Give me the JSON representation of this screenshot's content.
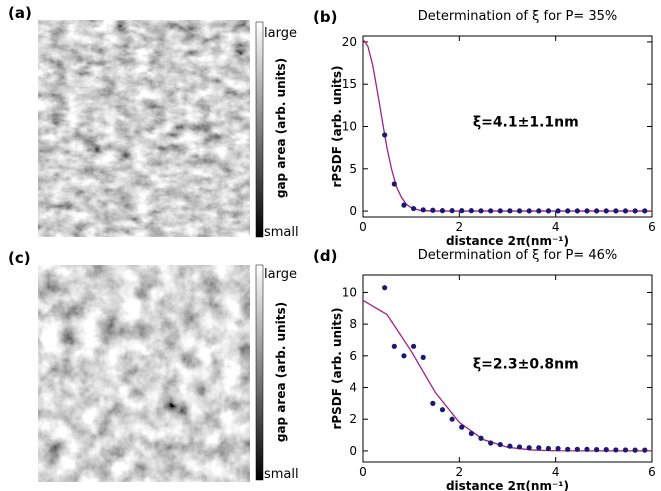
{
  "image_panels": [
    {
      "label": "(a)",
      "colorbar_label": "gap area (arb. units)",
      "colorbar_max": "large",
      "colorbar_min": "small"
    },
    {
      "label": "(c)",
      "colorbar_label": "gap area (arb. units)",
      "colorbar_max": "large",
      "colorbar_min": "small"
    }
  ],
  "chart_data": [
    {
      "type": "scatter",
      "panel_label": "(b)",
      "title": "Determination of ξ for P= 35%",
      "x_label": "distance 2π(nm⁻¹)",
      "y_label": "rPSDF (arb. units)",
      "annotation": "ξ=4.1±1.1nm",
      "xlim": [
        0,
        6
      ],
      "ylim": [
        -0.7,
        20.7
      ],
      "xticks": [
        0,
        2,
        4,
        6
      ],
      "yticks": [
        0,
        5,
        10,
        15,
        20
      ],
      "points": {
        "color": "#1a1a6e",
        "x": [
          0.45,
          0.65,
          0.85,
          1.05,
          1.25,
          1.45,
          1.65,
          1.85,
          2.05,
          2.25,
          2.45,
          2.65,
          2.85,
          3.05,
          3.25,
          3.45,
          3.65,
          3.85,
          4.05,
          4.25,
          4.45,
          4.65,
          4.85,
          5.05,
          5.25,
          5.45,
          5.65,
          5.85
        ],
        "y": [
          9,
          3.2,
          0.7,
          0.3,
          0.15,
          0.1,
          0.05,
          0.05,
          0.05,
          0.05,
          0.03,
          0.03,
          0.03,
          0.03,
          0.02,
          0.02,
          0.02,
          0.02,
          0.02,
          0.02,
          0.02,
          0.02,
          0.02,
          0.02,
          0.02,
          0.02,
          0.02,
          0.02
        ]
      },
      "fit": {
        "color": "#a0208c",
        "x": [
          0,
          0.1,
          0.2,
          0.3,
          0.4,
          0.5,
          0.6,
          0.7,
          0.8,
          0.9,
          1.0,
          1.2,
          1.5,
          6
        ],
        "y": [
          20.3,
          19.5,
          17.3,
          14.1,
          10.7,
          7.4,
          4.8,
          2.8,
          1.6,
          0.8,
          0.4,
          0.06,
          0,
          0
        ]
      }
    },
    {
      "type": "scatter",
      "panel_label": "(d)",
      "title": "Determination of ξ for P= 46%",
      "x_label": "distance 2π(nm⁻¹)",
      "y_label": "rPSDF (arb. units)",
      "annotation": "ξ=2.3±0.8nm",
      "xlim": [
        0,
        6
      ],
      "ylim": [
        -0.7,
        11.1
      ],
      "xticks": [
        0,
        2,
        4,
        6
      ],
      "yticks": [
        0,
        2,
        4,
        6,
        8,
        10
      ],
      "points": {
        "color": "#1a1a6e",
        "x": [
          0.45,
          0.65,
          0.85,
          1.05,
          1.25,
          1.45,
          1.65,
          1.85,
          2.05,
          2.25,
          2.45,
          2.65,
          2.85,
          3.05,
          3.25,
          3.45,
          3.65,
          3.85,
          4.05,
          4.25,
          4.45,
          4.65,
          4.85,
          5.05,
          5.25,
          5.45,
          5.65,
          5.85
        ],
        "y": [
          10.3,
          6.6,
          6.0,
          6.6,
          5.9,
          3.0,
          2.6,
          2.0,
          1.5,
          1.1,
          0.8,
          0.5,
          0.4,
          0.3,
          0.25,
          0.2,
          0.2,
          0.15,
          0.15,
          0.1,
          0.1,
          0.1,
          0.08,
          0.08,
          0.06,
          0.06,
          0.05,
          0.05
        ]
      },
      "fit": {
        "color": "#a0208c",
        "x": [
          0,
          0.5,
          1,
          1.5,
          2,
          2.5,
          3,
          3.5,
          4,
          5,
          6
        ],
        "y": [
          9.5,
          8.6,
          6.3,
          3.7,
          1.8,
          0.71,
          0.23,
          0.06,
          0.01,
          0,
          0
        ]
      }
    }
  ]
}
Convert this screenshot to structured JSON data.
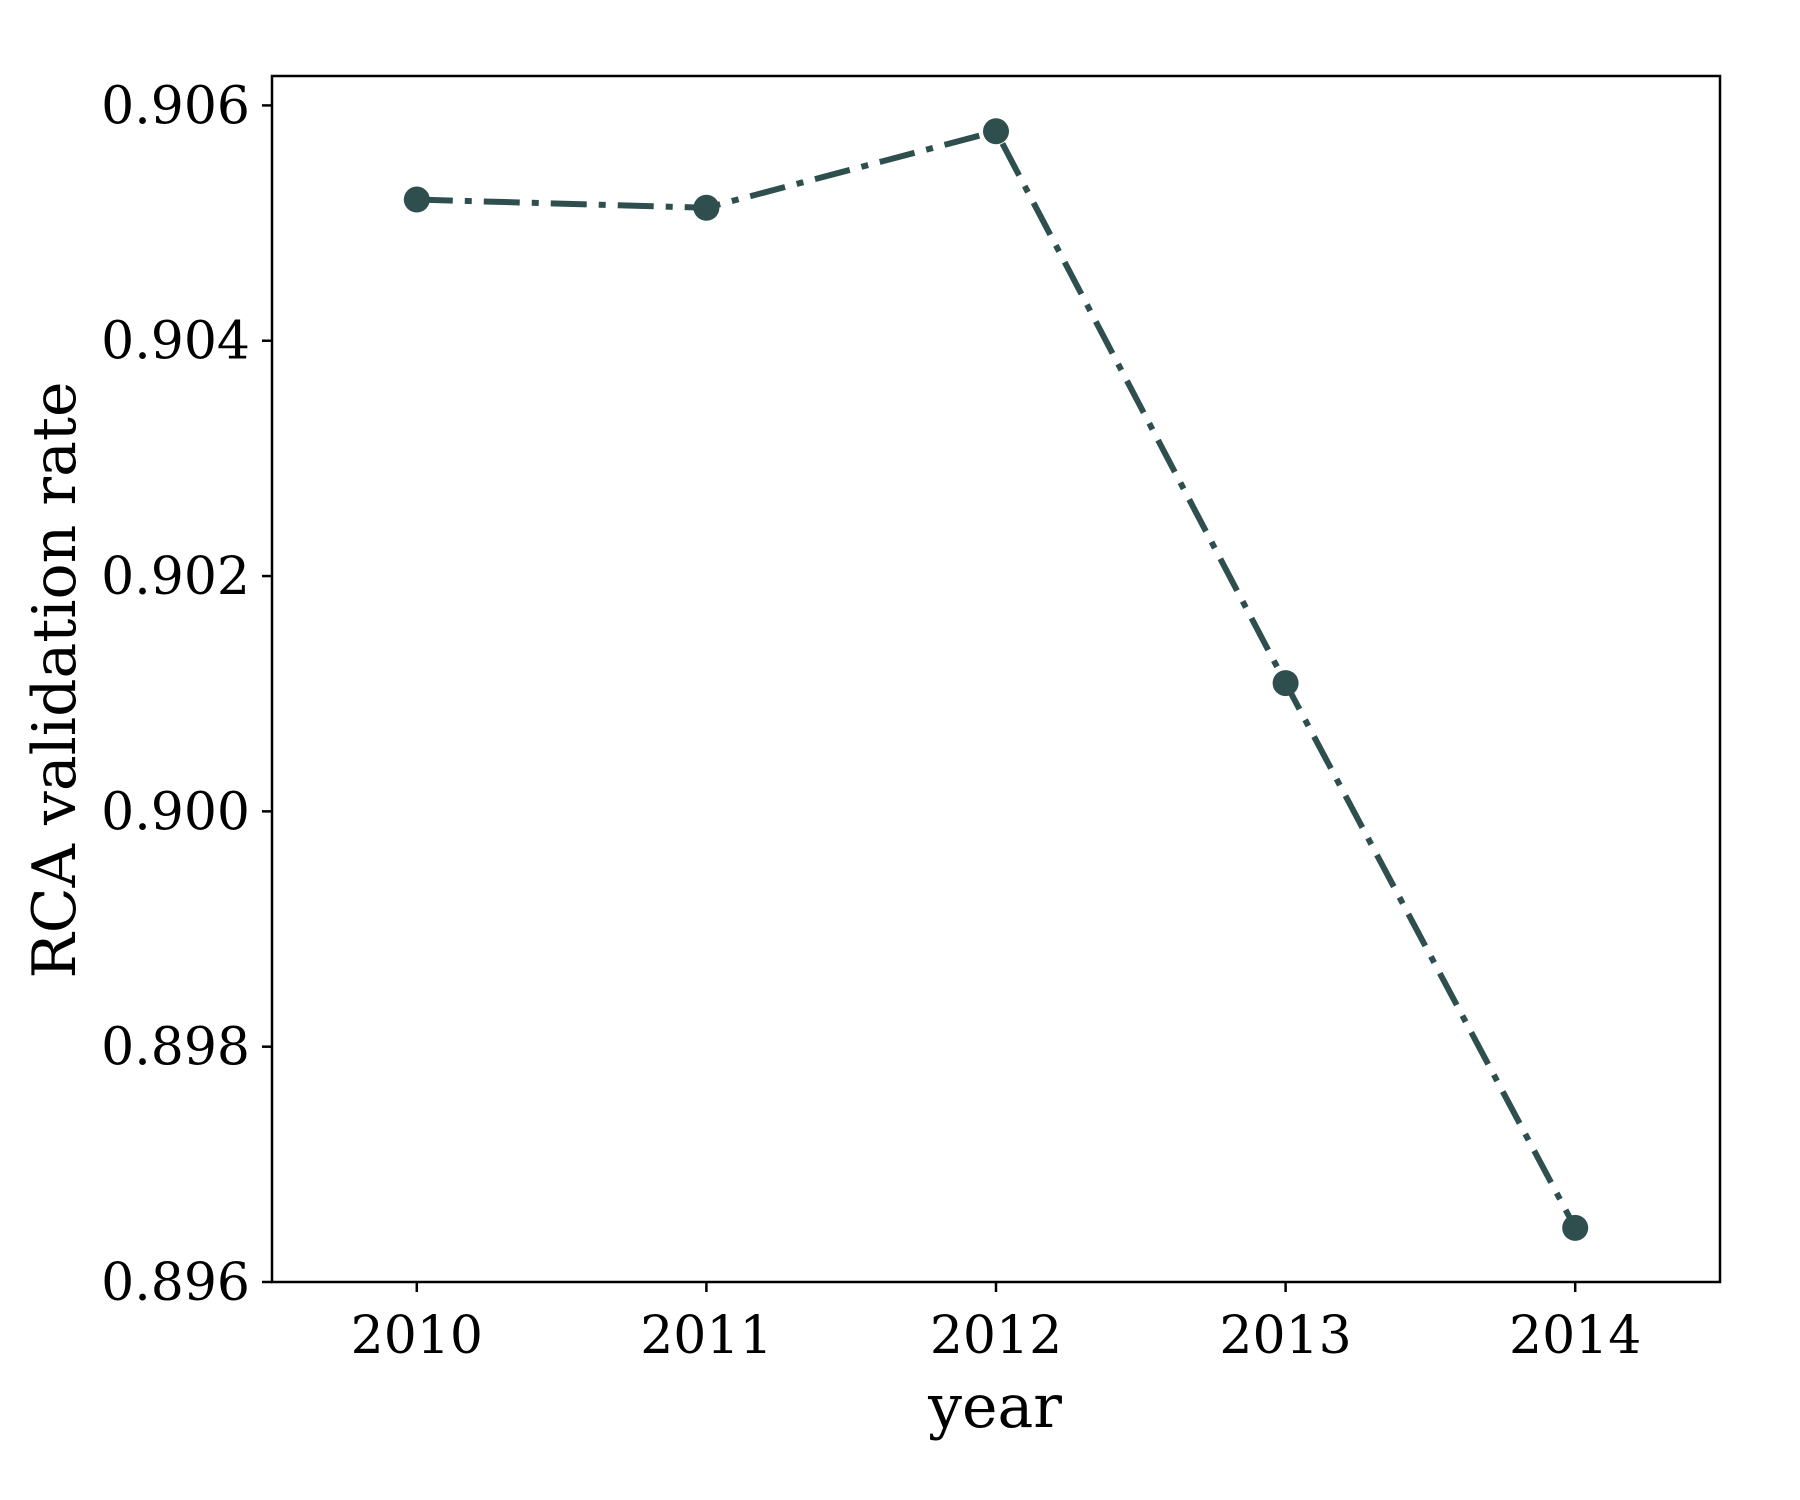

**PROBLEM REQUIREMENTS**: Restate the entire listing word for word, excluding pictures.

**ANSWER IN FULL**:
Give me the JSON representation of this screenshot's content.
{
  "image_panels": [
    {
      "label": "(a)",
      "colorbar_label": "gap area (arb. units)",
      "colorbar_max": "large",
      "colorbar_min": "small"
    },
    {
      "label": "(c)",
      "colorbar_label": "gap area (arb. units)",
      "colorbar_max": "large",
      "colorbar_min": "small"
    }
  ],
  "chart_data": [
    {
      "type": "scatter",
      "panel_label": "(b)",
      "title": "Determination of ξ for P= 35%",
      "x_label": "distance 2π(nm⁻¹)",
      "y_label": "rPSDF (arb. units)",
      "annotation": "ξ=4.1±1.1nm",
      "xlim": [
        0,
        6
      ],
      "ylim": [
        -0.7,
        20.7
      ],
      "xticks": [
        0,
        2,
        4,
        6
      ],
      "yticks": [
        0,
        5,
        10,
        15,
        20
      ],
      "points": {
        "color": "#1a1a6e",
        "x": [
          0.45,
          0.65,
          0.85,
          1.05,
          1.25,
          1.45,
          1.65,
          1.85,
          2.05,
          2.25,
          2.45,
          2.65,
          2.85,
          3.05,
          3.25,
          3.45,
          3.65,
          3.85,
          4.05,
          4.25,
          4.45,
          4.65,
          4.85,
          5.05,
          5.25,
          5.45,
          5.65,
          5.85
        ],
        "y": [
          9,
          3.2,
          0.7,
          0.3,
          0.15,
          0.1,
          0.05,
          0.05,
          0.05,
          0.05,
          0.03,
          0.03,
          0.03,
          0.03,
          0.02,
          0.02,
          0.02,
          0.02,
          0.02,
          0.02,
          0.02,
          0.02,
          0.02,
          0.02,
          0.02,
          0.02,
          0.02,
          0.02
        ]
      },
      "fit": {
        "color": "#a0208c",
        "x": [
          0,
          0.1,
          0.2,
          0.3,
          0.4,
          0.5,
          0.6,
          0.7,
          0.8,
          0.9,
          1.0,
          1.2,
          1.5,
          6
        ],
        "y": [
          20.3,
          19.5,
          17.3,
          14.1,
          10.7,
          7.4,
          4.8,
          2.8,
          1.6,
          0.8,
          0.4,
          0.06,
          0,
          0
        ]
      }
    },
    {
      "type": "scatter",
      "panel_label": "(d)",
      "title": "Determination of ξ for P= 46%",
      "x_label": "distance 2π(nm⁻¹)",
      "y_label": "rPSDF (arb. units)",
      "annotation": "ξ=2.3±0.8nm",
      "xlim": [
        0,
        6
      ],
      "ylim": [
        -0.7,
        11.1
      ],
      "xticks": [
        0,
        2,
        4,
        6
      ],
      "yticks": [
        0,
        2,
        4,
        6,
        8,
        10
      ],
      "points": {
        "color": "#1a1a6e",
        "x": [
          0.45,
          0.65,
          0.85,
          1.05,
          1.25,
          1.45,
          1.65,
          1.85,
          2.05,
          2.25,
          2.45,
          2.65,
          2.85,
          3.05,
          3.25,
          3.45,
          3.65,
          3.85,
          4.05,
          4.25,
          4.45,
          4.65,
          4.85,
          5.05,
          5.25,
          5.45,
          5.65,
          5.85
        ],
        "y": [
          10.3,
          6.6,
          6.0,
          6.6,
          5.9,
          3.0,
          2.6,
          2.0,
          1.5,
          1.1,
          0.8,
          0.5,
          0.4,
          0.3,
          0.25,
          0.2,
          0.2,
          0.15,
          0.15,
          0.1,
          0.1,
          0.1,
          0.08,
          0.08,
          0.06,
          0.06,
          0.05,
          0.05
        ]
      },
      "fit": {
        "color": "#a0208c",
        "x": [
          0,
          0.5,
          1,
          1.5,
          2,
          2.5,
          3,
          3.5,
          4,
          5,
          6
        ],
        "y": [
          9.5,
          8.6,
          6.3,
          3.7,
          1.8,
          0.71,
          0.23,
          0.06,
          0.01,
          0,
          0
        ]
      }
    }
  ]
}
Convert this screenshot to structured JSON data.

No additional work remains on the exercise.